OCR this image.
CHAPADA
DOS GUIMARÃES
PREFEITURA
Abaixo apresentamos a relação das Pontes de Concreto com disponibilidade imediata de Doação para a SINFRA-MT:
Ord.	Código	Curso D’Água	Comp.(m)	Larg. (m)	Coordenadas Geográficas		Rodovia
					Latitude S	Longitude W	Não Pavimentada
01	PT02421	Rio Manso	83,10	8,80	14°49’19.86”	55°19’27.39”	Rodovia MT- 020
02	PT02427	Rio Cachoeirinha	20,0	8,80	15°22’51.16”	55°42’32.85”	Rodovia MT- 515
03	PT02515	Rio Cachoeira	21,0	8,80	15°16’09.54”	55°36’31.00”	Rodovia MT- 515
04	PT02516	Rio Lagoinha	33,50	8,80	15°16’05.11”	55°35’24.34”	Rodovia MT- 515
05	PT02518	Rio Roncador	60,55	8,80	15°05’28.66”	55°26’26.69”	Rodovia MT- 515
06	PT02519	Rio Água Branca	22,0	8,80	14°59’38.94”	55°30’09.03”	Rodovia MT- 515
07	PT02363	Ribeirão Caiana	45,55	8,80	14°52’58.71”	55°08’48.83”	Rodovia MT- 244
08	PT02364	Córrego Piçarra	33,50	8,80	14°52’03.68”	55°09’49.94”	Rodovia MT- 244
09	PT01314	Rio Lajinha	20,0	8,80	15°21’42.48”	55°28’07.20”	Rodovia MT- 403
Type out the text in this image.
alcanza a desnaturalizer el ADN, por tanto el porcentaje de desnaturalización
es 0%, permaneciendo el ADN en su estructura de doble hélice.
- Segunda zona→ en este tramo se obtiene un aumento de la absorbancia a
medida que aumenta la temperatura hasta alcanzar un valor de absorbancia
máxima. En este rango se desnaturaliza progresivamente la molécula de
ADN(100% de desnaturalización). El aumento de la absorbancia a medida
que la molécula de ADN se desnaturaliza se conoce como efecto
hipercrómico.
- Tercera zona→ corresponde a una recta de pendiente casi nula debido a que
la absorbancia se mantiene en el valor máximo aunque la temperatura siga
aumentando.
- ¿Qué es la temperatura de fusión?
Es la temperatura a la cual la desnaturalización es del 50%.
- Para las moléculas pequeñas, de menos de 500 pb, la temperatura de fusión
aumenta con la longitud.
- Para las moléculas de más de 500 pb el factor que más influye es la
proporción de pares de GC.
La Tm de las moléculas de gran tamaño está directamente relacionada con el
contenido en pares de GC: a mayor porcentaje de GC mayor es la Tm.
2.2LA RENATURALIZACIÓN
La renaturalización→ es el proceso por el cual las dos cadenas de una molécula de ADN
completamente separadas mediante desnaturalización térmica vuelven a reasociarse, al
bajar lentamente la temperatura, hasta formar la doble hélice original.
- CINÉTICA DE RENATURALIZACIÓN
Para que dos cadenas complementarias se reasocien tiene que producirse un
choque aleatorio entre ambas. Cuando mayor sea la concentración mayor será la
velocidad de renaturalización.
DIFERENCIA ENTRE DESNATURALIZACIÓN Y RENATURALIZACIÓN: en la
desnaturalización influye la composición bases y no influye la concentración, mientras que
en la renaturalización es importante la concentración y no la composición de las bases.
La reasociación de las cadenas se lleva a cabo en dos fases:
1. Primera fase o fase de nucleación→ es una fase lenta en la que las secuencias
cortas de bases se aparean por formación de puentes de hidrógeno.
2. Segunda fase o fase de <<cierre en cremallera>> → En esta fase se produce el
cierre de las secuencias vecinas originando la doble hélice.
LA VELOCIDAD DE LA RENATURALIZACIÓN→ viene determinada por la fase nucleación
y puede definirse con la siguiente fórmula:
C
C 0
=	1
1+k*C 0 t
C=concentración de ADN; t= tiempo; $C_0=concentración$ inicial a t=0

========================

= Challenge =
Extract each entry in full and write it down exactly.

= The reply =
OCR this image.
CHAPADA
DOS GUIMARÃES
PREFEITURA
Abaixo apresentamos a relação das Pontes de Concreto com disponibilidade imediata de Doação para a SINFRA-MT:
Ord.	Código	Curso D’Água	Comp.(m)	Larg. (m)	Coordenadas Geográficas		Rodovia
					Latitude S	Longitude W	Não Pavimentada
01	PT02421	Rio Manso	83,10	8,80	14°49’19.86”	55°19’27.39”	Rodovia MT- 020
02	PT02427	Rio Cachoeirinha	20,0	8,80	15°22’51.16”	55°42’32.85”	Rodovia MT- 515
03	PT02515	Rio Cachoeira	21,0	8,80	15°16’09.54”	55°36’31.00”	Rodovia MT- 515
04	PT02516	Rio Lagoinha	33,50	8,80	15°16’05.11”	55°35’24.34”	Rodovia MT- 515
05	PT02518	Rio Roncador	60,55	8,80	15°05’28.66”	55°26’26.69”	Rodovia MT- 515
06	PT02519	Rio Água Branca	22,0	8,80	14°59’38.94”	55°30’09.03”	Rodovia MT- 515
07	PT02363	Ribeirão Caiana	45,55	8,80	14°52’58.71”	55°08’48.83”	Rodovia MT- 244
08	PT02364	Córrego Piçarra	33,50	8,80	14°52’03.68”	55°09’49.94”	Rodovia MT- 244
09	PT01314	Rio Lajinha	20,0	8,80	15°21’42.48”	55°28’07.20”	Rodovia MT- 403
Type out the text in this image.
alcanza a desnaturalizer el ADN, por tanto el porcentaje de desnaturalización
es 0%, permaneciendo el ADN en su estructura de doble hélice.
- Segunda zona→ en este tramo se obtiene un aumento de la absorbancia a
medida que aumenta la temperatura hasta alcanzar un valor de absorbancia
máxima. En este rango se desnaturaliza progresivamente la molécula de
ADN(100% de desnaturalización). El aumento de la absorbancia a medida
que la molécula de ADN se desnaturaliza se conoce como efecto
hipercrómico.
- Tercera zona→ corresponde a una recta de pendiente casi nula debido a que
la absorbancia se mantiene en el valor máximo aunque la temperatura siga
aumentando.
- ¿Qué es la temperatura de fusión?
Es la temperatura a la cual la desnaturalización es del 50%.
- Para las moléculas pequeñas, de menos de 500 pb, la temperatura de fusión
aumenta con la longitud.
- Para las moléculas de más de 500 pb el factor que más influye es la
proporción de pares de GC.
La Tm de las moléculas de gran tamaño está directamente relacionada con el
contenido en pares de GC: a mayor porcentaje de GC mayor es la Tm.
2.2LA RENATURALIZACIÓN
La renaturalización→ es el proceso por el cual las dos cadenas de una molécula de ADN
completamente separadas mediante desnaturalización térmica vuelven a reasociarse, al
bajar lentamente la temperatura, hasta formar la doble hélice original.
- CINÉTICA DE RENATURALIZACIÓN
Para que dos cadenas complementarias se reasocien tiene que producirse un
choque aleatorio entre ambas. Cuando mayor sea la concentración mayor será la
velocidad de renaturalización.
DIFERENCIA ENTRE DESNATURALIZACIÓN Y RENATURALIZACIÓN: en la
desnaturalización influye la composición bases y no influye la concentración, mientras que
en la renaturalización es importante la concentración y no la composición de las bases.
La reasociación de las cadenas se lleva a cabo en dos fases:
1. Primera fase o fase de nucleación→ es una fase lenta en la que las secuencias
cortas de bases se aparean por formación de puentes de hidrógeno.
2. Segunda fase o fase de <<cierre en cremallera>> → En esta fase se produce el
cierre de las secuencias vecinas originando la doble hélice.
LA VELOCIDAD DE LA RENATURALIZACIÓN→ viene determinada por la fase nucleación
y puede definirse con la siguiente fórmula:
C
C 0
=	1
1+k*C 0 t
C=concentración de ADN; t= tiempo; $C_0=concentración$ inicial a t=0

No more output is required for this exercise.